> **The task**
Repeat each entry exactly and drop the pictures.

> **Saved data entries**

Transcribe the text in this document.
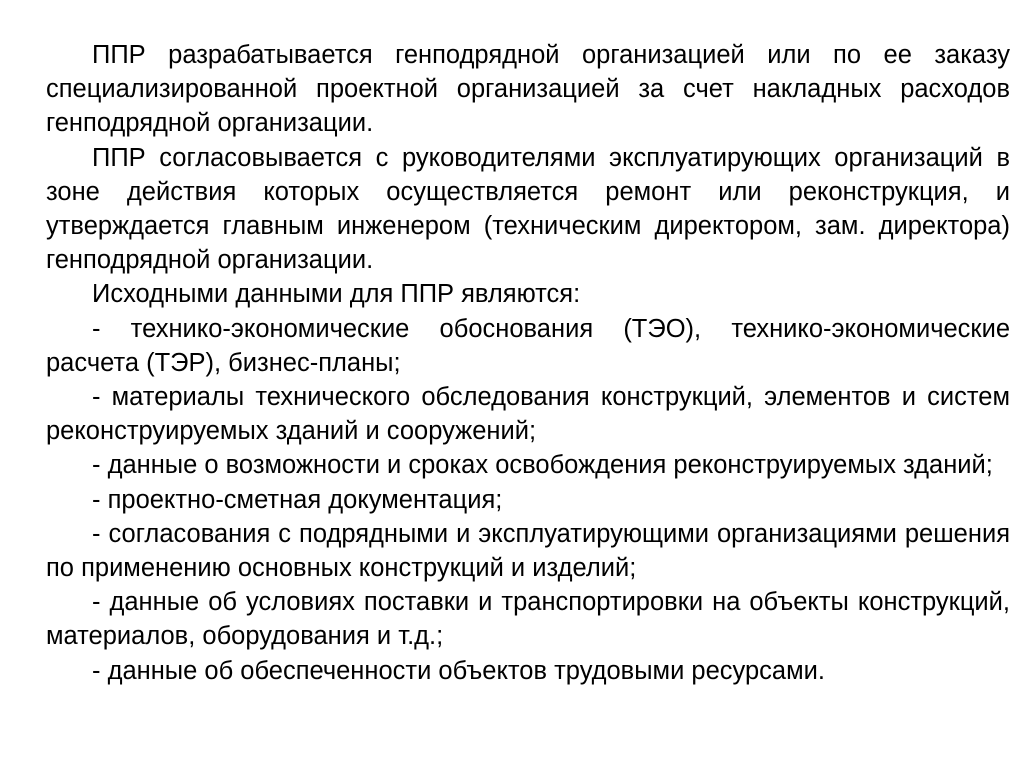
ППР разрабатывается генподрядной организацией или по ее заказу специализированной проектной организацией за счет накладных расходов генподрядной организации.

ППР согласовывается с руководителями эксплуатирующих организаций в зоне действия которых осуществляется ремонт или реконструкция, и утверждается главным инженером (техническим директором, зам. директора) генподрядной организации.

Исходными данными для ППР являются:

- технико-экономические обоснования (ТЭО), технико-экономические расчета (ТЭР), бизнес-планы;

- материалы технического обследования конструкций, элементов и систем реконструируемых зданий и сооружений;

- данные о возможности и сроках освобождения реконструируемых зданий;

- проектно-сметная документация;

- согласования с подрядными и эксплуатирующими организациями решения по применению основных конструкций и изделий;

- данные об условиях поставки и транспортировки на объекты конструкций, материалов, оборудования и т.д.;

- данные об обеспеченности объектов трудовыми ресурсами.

> **Result of this exercise**
Transcribe the text in this document.
ППР разрабатывается генподрядной организацией или по ее заказу специализированной проектной организацией за счет накладных расходов генподрядной организации.

ППР согласовывается с руководителями эксплуатирующих организаций в зоне действия которых осуществляется ремонт или реконструкция, и утверждается главным инженером (техническим директором, зам. директора) генподрядной организации.

Исходными данными для ППР являются:

- технико-экономические обоснования (ТЭО), технико-экономические расчета (ТЭР), бизнес-планы;

- материалы технического обследования конструкций, элементов и систем реконструируемых зданий и сооружений;

- данные о возможности и сроках освобождения реконструируемых зданий;

- проектно-сметная документация;

- согласования с подрядными и эксплуатирующими организациями решения по применению основных конструкций и изделий;

- данные об условиях поставки и транспортировки на объекты конструкций, материалов, оборудования и т.д.;

- данные об обеспеченности объектов трудовыми ресурсами.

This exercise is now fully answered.